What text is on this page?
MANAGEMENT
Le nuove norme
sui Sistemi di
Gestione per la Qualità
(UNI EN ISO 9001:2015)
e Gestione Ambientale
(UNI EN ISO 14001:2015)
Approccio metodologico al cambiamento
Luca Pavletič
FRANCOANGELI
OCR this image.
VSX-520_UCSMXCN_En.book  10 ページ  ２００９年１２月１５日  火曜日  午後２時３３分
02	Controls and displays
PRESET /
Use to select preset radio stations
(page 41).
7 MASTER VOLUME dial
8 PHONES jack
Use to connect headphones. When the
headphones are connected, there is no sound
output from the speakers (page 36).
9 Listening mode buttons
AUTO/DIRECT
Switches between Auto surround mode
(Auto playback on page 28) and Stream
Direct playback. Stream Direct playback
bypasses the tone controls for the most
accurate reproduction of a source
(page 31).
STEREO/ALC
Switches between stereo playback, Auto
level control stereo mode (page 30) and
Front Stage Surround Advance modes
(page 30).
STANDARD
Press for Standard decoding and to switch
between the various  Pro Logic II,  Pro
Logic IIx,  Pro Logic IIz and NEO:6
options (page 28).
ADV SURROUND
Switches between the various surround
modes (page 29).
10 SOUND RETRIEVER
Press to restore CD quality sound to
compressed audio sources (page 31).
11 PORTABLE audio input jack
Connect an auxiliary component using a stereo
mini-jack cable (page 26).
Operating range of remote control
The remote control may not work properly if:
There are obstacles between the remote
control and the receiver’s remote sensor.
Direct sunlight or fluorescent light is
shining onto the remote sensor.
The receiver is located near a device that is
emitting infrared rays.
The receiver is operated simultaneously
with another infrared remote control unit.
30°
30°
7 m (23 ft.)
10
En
◆ ◆ ◆ ◆ ◆
Description of the task - Reproduce the entries above in full, verbatim.

Task solution -
What text is on this page?
MANAGEMENT
Le nuove norme
sui Sistemi di
Gestione per la Qualità
(UNI EN ISO 9001:2015)
e Gestione Ambientale
(UNI EN ISO 14001:2015)
Approccio metodologico al cambiamento
Luca Pavletič
FRANCOANGELI
OCR this image.
VSX-520_UCSMXCN_En.book  10 ページ  ２００９年１２月１５日  火曜日  午後２時３３分
02	Controls and displays
PRESET /
Use to select preset radio stations
(page 41).
7 MASTER VOLUME dial
8 PHONES jack
Use to connect headphones. When the
headphones are connected, there is no sound
output from the speakers (page 36).
9 Listening mode buttons
AUTO/DIRECT
Switches between Auto surround mode
(Auto playback on page 28) and Stream
Direct playback. Stream Direct playback
bypasses the tone controls for the most
accurate reproduction of a source
(page 31).
STEREO/ALC
Switches between stereo playback, Auto
level control stereo mode (page 30) and
Front Stage Surround Advance modes
(page 30).
STANDARD
Press for Standard decoding and to switch
between the various  Pro Logic II,  Pro
Logic IIx,  Pro Logic IIz and NEO:6
options (page 28).
ADV SURROUND
Switches between the various surround
modes (page 29).
10 SOUND RETRIEVER
Press to restore CD quality sound to
compressed audio sources (page 31).
11 PORTABLE audio input jack
Connect an auxiliary component using a stereo
mini-jack cable (page 26).
Operating range of remote control
The remote control may not work properly if:
There are obstacles between the remote
control and the receiver’s remote sensor.
Direct sunlight or fluorescent light is
shining onto the remote sensor.
The receiver is located near a device that is
emitting infrared rays.
The receiver is operated simultaneously
with another infrared remote control unit.
30°
30°
7 m (23 ft.)
10
En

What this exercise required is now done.